▶ **WHAT IS ASKED**: Each line in the entries below that holds the string "File" is to be listed.

>>>

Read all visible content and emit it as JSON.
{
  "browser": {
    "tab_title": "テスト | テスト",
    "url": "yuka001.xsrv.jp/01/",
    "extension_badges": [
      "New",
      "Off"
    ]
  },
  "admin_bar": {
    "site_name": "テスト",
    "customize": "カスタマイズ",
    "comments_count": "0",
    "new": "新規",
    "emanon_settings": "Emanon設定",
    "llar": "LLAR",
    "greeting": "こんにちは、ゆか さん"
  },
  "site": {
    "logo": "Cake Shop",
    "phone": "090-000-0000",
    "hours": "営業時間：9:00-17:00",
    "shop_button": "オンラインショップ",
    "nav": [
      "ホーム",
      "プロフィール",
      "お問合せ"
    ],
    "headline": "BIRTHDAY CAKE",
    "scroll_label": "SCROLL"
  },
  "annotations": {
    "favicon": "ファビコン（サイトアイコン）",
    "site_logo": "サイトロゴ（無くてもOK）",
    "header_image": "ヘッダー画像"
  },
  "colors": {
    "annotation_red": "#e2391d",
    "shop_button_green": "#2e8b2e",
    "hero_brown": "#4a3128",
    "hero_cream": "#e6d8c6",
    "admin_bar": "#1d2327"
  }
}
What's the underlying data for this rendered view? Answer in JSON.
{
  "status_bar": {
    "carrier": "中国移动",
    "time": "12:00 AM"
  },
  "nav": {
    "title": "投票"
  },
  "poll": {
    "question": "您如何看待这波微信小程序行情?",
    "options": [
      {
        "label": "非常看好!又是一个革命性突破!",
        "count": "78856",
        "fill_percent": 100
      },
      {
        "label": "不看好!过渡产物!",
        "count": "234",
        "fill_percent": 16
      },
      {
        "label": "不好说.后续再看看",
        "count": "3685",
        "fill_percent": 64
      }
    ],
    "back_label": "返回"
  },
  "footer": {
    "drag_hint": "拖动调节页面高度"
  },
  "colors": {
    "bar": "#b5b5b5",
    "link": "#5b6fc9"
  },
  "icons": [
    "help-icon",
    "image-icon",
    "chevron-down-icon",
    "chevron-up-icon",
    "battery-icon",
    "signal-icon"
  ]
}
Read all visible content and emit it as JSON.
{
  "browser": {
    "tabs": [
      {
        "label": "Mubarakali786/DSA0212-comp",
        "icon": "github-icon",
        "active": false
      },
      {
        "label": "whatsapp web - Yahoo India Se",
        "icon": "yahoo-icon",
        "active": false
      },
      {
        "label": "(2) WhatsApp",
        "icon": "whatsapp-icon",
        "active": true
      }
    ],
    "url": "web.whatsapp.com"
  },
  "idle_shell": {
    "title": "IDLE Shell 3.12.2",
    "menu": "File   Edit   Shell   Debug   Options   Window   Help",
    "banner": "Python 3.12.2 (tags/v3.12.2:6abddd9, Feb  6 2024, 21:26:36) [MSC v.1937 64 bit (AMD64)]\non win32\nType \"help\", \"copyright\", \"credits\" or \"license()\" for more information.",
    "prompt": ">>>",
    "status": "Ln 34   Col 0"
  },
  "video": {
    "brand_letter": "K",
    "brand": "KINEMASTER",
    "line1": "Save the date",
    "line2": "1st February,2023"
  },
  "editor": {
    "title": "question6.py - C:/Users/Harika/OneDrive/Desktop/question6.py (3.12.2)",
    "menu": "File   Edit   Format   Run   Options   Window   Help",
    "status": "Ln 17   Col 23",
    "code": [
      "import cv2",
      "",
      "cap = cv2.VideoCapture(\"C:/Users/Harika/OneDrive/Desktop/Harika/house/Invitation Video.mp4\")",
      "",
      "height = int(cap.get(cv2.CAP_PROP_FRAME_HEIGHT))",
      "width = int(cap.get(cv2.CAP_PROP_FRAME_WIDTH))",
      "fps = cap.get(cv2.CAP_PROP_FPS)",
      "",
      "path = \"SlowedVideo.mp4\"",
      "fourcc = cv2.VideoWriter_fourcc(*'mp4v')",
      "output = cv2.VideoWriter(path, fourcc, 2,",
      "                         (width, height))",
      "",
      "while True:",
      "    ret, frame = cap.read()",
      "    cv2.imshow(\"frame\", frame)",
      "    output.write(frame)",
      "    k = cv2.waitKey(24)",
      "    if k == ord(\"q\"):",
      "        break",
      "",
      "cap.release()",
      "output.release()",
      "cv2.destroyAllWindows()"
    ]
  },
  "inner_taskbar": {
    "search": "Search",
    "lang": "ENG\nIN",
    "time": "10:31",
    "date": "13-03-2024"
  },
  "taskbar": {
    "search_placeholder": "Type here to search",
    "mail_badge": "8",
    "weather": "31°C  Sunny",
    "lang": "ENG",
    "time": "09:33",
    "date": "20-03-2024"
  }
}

<<<

▶ **CORRECT ANSWER**:
    "menu": "File   Edit   Shell   Debug   Options   Window   Help",
    "menu": "File   Edit   Format   Run   Options   Window   Help",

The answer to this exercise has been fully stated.